TASK OBJECTIVE: Go through the listing beneath this task and return every line that carries the string "Sosio".

DATA SHOWN:
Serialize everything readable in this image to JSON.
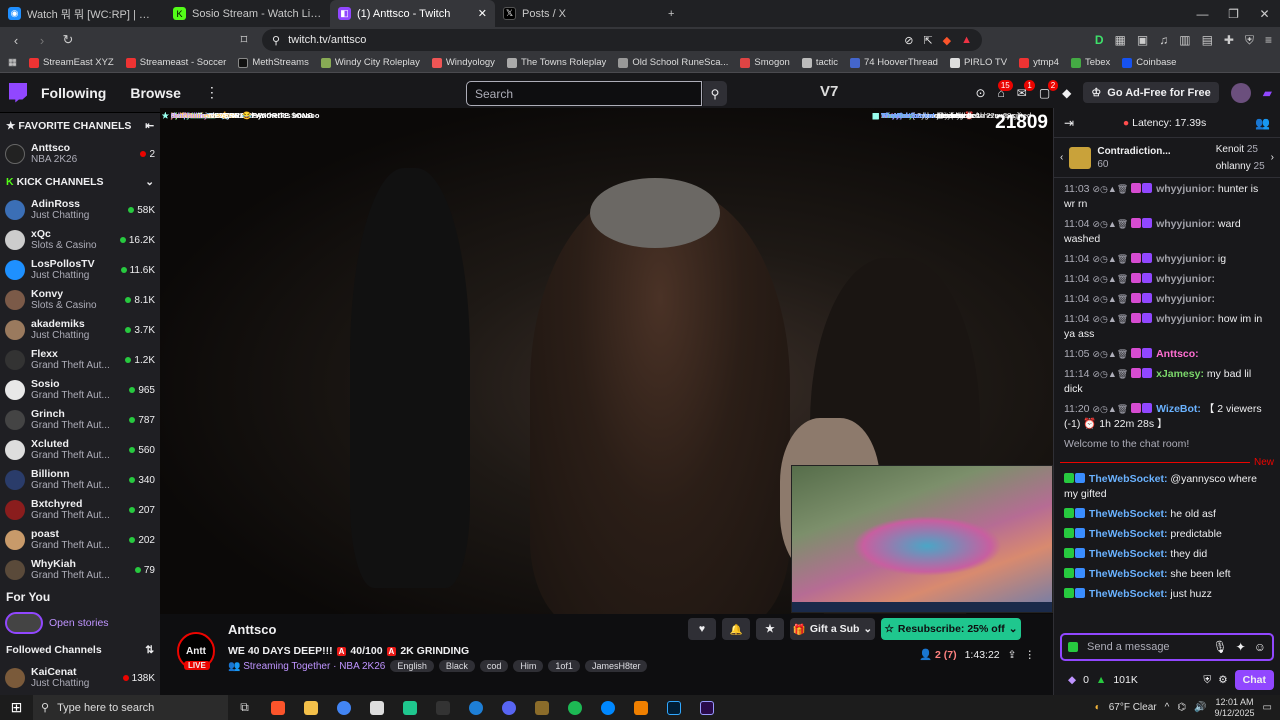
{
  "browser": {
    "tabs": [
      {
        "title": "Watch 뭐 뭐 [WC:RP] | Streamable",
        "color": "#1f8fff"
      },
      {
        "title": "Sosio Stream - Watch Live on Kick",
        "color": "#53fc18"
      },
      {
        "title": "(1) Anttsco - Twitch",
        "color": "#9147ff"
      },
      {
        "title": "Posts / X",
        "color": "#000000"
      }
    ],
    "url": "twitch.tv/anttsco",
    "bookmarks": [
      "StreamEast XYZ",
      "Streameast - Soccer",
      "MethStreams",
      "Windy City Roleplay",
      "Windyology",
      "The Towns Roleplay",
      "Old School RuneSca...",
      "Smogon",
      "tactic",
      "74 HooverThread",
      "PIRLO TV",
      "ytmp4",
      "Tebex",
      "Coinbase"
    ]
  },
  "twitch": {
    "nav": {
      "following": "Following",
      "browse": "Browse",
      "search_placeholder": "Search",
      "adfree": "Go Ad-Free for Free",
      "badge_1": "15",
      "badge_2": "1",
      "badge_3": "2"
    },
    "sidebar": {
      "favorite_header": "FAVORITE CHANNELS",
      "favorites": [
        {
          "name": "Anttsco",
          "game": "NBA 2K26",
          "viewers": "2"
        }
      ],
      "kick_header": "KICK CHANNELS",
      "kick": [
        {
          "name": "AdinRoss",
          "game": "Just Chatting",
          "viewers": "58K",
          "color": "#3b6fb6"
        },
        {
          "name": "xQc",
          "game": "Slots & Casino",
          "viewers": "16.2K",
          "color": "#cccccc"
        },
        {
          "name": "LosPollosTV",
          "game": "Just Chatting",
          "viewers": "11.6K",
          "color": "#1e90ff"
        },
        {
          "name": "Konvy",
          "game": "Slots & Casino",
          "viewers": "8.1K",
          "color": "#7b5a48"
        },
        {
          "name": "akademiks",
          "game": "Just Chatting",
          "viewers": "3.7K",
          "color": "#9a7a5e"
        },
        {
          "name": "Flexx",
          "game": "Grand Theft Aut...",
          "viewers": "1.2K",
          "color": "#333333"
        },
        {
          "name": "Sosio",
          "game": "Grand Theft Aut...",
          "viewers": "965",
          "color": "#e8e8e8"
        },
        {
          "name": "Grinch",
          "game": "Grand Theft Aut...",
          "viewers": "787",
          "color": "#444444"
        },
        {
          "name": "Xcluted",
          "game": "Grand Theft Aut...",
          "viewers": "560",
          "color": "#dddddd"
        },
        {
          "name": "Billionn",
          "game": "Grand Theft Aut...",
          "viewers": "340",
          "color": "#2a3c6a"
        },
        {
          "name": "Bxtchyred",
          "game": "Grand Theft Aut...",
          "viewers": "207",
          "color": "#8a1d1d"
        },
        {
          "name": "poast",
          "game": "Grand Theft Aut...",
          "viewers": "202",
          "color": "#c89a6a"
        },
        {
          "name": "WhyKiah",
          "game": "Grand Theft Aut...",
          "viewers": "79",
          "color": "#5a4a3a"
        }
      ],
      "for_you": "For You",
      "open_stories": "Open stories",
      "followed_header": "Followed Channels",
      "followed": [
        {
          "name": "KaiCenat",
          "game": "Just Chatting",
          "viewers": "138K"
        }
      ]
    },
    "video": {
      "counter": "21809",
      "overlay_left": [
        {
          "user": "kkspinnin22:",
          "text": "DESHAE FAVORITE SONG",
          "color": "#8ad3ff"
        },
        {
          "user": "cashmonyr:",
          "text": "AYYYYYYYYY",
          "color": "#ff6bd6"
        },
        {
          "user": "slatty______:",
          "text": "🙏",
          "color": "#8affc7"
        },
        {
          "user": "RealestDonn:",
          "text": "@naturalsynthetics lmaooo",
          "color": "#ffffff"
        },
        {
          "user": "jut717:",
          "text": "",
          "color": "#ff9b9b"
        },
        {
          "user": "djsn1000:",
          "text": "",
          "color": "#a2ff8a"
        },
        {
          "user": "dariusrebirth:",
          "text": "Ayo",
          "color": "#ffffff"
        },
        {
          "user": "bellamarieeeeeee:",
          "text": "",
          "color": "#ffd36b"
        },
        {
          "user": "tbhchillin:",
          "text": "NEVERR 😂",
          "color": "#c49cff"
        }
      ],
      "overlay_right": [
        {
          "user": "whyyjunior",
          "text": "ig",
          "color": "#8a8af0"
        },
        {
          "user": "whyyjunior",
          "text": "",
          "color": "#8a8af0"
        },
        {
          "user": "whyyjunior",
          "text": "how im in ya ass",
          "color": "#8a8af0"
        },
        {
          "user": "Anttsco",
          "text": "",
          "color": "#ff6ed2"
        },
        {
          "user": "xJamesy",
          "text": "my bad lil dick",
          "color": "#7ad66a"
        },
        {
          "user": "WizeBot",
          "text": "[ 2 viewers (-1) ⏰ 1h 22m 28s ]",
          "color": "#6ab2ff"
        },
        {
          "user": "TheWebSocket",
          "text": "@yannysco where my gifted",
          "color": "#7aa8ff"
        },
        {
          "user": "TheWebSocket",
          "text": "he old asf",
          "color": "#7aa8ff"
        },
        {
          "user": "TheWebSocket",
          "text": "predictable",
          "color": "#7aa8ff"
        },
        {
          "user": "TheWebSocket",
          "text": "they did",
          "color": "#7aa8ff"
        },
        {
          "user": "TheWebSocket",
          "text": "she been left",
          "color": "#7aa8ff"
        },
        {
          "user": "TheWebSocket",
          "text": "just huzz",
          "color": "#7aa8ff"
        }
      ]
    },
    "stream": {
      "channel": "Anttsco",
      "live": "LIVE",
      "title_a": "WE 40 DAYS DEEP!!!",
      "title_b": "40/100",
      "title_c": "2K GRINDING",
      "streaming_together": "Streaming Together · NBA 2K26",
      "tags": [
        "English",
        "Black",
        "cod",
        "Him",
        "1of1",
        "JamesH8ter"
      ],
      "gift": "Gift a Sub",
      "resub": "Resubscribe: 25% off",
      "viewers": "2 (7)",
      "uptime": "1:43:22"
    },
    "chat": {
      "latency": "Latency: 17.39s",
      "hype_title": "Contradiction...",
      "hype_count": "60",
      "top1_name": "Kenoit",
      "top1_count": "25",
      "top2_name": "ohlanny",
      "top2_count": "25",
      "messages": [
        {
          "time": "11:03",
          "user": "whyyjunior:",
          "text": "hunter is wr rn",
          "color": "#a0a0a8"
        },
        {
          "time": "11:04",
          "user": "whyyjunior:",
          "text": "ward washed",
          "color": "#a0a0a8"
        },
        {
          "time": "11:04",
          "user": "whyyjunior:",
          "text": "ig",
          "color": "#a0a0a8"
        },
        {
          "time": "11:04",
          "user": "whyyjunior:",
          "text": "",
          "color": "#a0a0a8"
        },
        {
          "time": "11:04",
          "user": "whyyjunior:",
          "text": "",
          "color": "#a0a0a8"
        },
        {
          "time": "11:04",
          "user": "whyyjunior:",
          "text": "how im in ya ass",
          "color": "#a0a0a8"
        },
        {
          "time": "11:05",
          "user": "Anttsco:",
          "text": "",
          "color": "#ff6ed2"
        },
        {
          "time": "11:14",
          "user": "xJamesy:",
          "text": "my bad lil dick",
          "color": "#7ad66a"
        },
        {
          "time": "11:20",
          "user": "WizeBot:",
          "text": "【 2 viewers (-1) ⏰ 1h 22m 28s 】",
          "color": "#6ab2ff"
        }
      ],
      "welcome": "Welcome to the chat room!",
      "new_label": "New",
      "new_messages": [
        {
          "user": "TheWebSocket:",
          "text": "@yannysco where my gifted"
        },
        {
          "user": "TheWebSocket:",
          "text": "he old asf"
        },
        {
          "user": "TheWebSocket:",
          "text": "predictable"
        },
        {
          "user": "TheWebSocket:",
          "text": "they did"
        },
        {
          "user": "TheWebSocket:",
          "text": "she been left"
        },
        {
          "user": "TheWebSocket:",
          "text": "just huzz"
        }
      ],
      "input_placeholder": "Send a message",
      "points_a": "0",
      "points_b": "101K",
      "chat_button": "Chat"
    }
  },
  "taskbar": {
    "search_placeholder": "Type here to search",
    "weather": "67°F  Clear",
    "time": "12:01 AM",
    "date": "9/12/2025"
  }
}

WRITTEN SOLUTION:
        "title": "Sosio Stream - Watch Live on Kick",
          "name": "Sosio",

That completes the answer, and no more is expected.